• **REQUIRED TASKS**
1. Name the areas of missing functionality that the XSLT 2.0 article says the new version addresses.
2. Carry on the XSLT 2.0 article after its last sentence.

• **TEXT TO READ**

What's New in XSLT 2.0
By Evan LenzIn my previous article, I went through a brief overview of some of the features that XPath 2.0 offers over and above XPath 1.0. We saw that XPath 2.0 represents a significant increase in functionality for XSLT users. In this article, we'll take a look at some of the new features specific to XSLT 2.0, as outlined in the latest working draft. Again, this assumes that you are familiar with the basics of XSLT/XPath 1.0.
XSLT 2.0 and XPath 2.0
XSLT 2.0 goes hand in hand with XPath 2.0. The two languages are specified separately and have separate requirements documents only because XPath 2.0 is also meant to be used in contexts other than XSLT, such as XQuery 1.0. But for the purposes of XSLT users, the two are linked together. You can't use XPath 2.0 with XSLT 1.0 or XPath 1.0 with XSLT 2.0. (At least, the W3C is not currently proposing any such combination.)
A Welcome Arrival
A new version of XSLT has been heavily anticipated in the XSLT user community for some time. As is true with the first versions of many languages, it did not become clear which extensions to the language would prove to be the most important until there had been some real-world experience with it. Since November 16, 1999, when XSLT 1.0 became a recommendation, it has become quite apparent that certain areas of missing functionality are due for inclusion in the next version of the language. In this article, we'll show how XSLT 2.0 addresses four of these areas.
- Conversion of result tree fragments to node-sets
- Multiple output documents
- Built-in support for grouping
- User-defined functions (implemented in XSLT)
Death To the Result Tree Fragment!
In XSLT 1.0 the result tree fragment (RTF) type is like a node-set, but it is really
a second-class citizen. An RTF is what you get whenever you use xsl:variable
to construct a temporary tree. The problem is that you can't then use an XPath expression
to access the innards of this tree, unless you use a vendor-specific extension function,
usually called something like node-set()
, to convert the RTF into a first-class node-set (consisting of one root node). The
rationale for the RTF data type was that it would reduce implementation burden, but
since almost all existing XSLT processors provide their own version of a node-set()
extension function anyway, that consideration has become moot. In any case, the need
to overcome this limitation has been clear for some time, as it is important to be
able to break up complex transformations into sequences of simpler transformations.

• **MATERIAL PROVIDED**
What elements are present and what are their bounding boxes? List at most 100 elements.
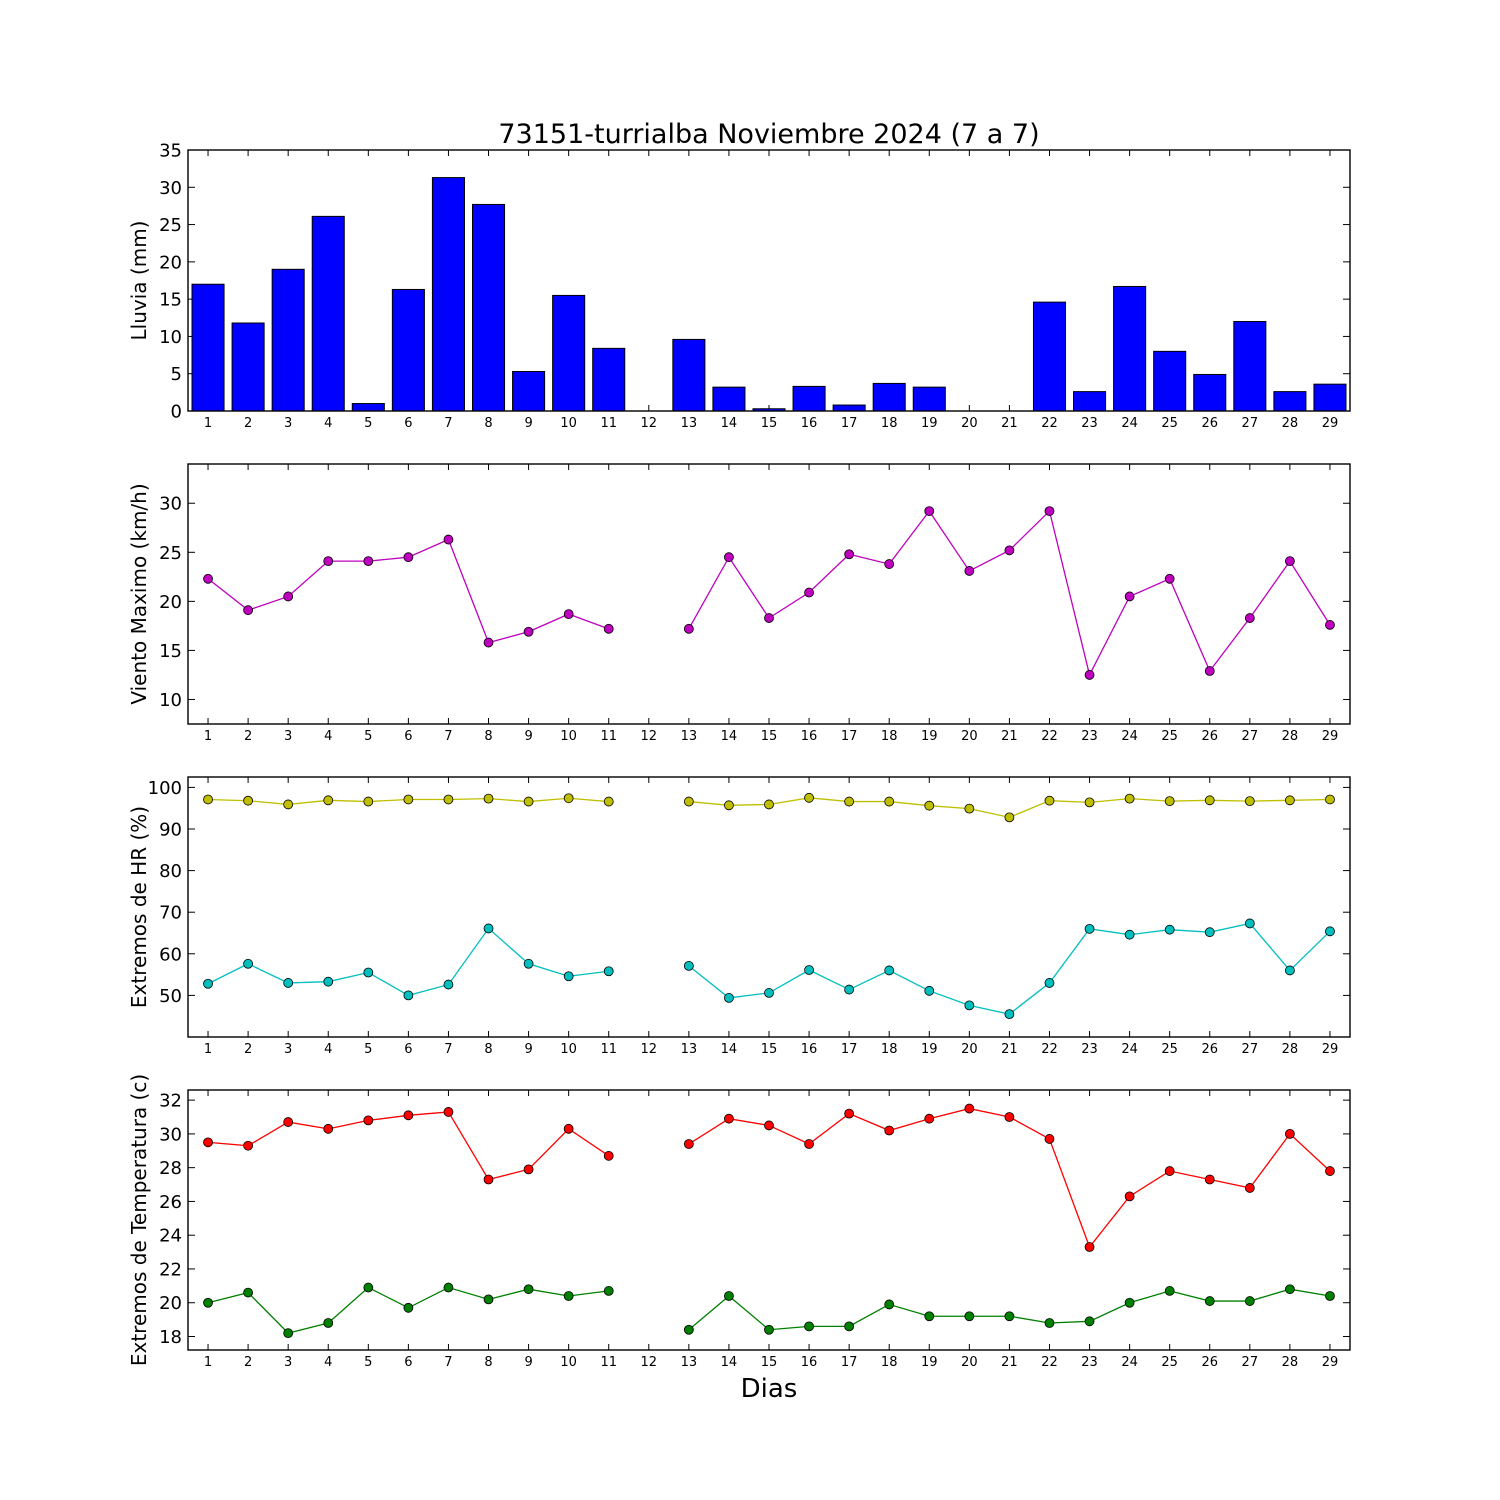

• **RESPONSES BY TASK**
1.
- Conversion of result tree fragments to node-sets
- Multiple output documents
- Built-in support for grouping
- User-defined functions (implemented in XSLT)

2.
If you haven't guessed already, XSLT 2.0 has shown RTFs the door. Now when you use
xsl:variable
to create a temporary tree, the value of that variable is a true node-set. Actually,
in XPath 2.0 terms, it is a true node sequence, consisting of one document node, which is XPath 2.0's name for what XPath 1.0 called a "root node". With that sequence
you can then use path expressions to drill down inside the tree, apply templates to
it, and so on, just like you would with any other source document. With XSLT 2.0,
there is no longer a need for the node-set()
extension function.
Enabling Multiple Output Documents
Another extension which many XSLT 1.0 processors provide is support for multiple output
documents. This extension has proven very useful, especially for statically generating
web sites containing multiple pages. The problem with extensions is that they aren't
standard. Each XSLT processor has a different extension element for doing this, e.g.
saxon:output
, xt:document
, etc.
XSLT 2.0 provides a standard way to output multiple documents, using the xsl:result-document
element. The following example stylesheet constructs multiple output documents, one
"principal result document" and a variable number of "secondary result documents".
The principal source document will be serialized as XHTML, and the secondary result
documents will be serialized as text.
<xsl:stylesheet version="2.0" xmlns:xsl="http://www.w3.org/1999/XSL/Transform" xmlns="http://www.w3.org/1999/xhtml"> <xsl:output method="xhtml"/> <xsl:output method="text" name="textFormat"/> <xsl:template match="/"> <html> <head> <title>Links to text documents</title> </head> <body> <p>Here is a list of links to text files:</p> <ul> <xsl:apply-templates select="//textBlob"/> </ul> </body> </html> </xsl:template> <xsl:template match="textBlob"> <xsl:variable name="uri" select="concat('text', position(), '.txt')"/> <li> <a href="{$uri}"> <xsl:value-of select="$uri"/> </a> </li> <xsl:result-document href="{$uri}" format="textFormat"> <xsl:value-of select="."/> </xsl:result-document> </xsl:template> </xsl:stylesheet>
The href
attribute of xsl:result-document
is used to assign the URI of the corresponding output document. For many processors,
this will mean writing the document to a file with that name. The format
attribute refers to a named output definition. In this case, it points to the xsl:output
element that we appropriately named textFormat
.
Another thing worth noting from the example above is the use of the XHTML output method, newly introduced in XSLT 2.0.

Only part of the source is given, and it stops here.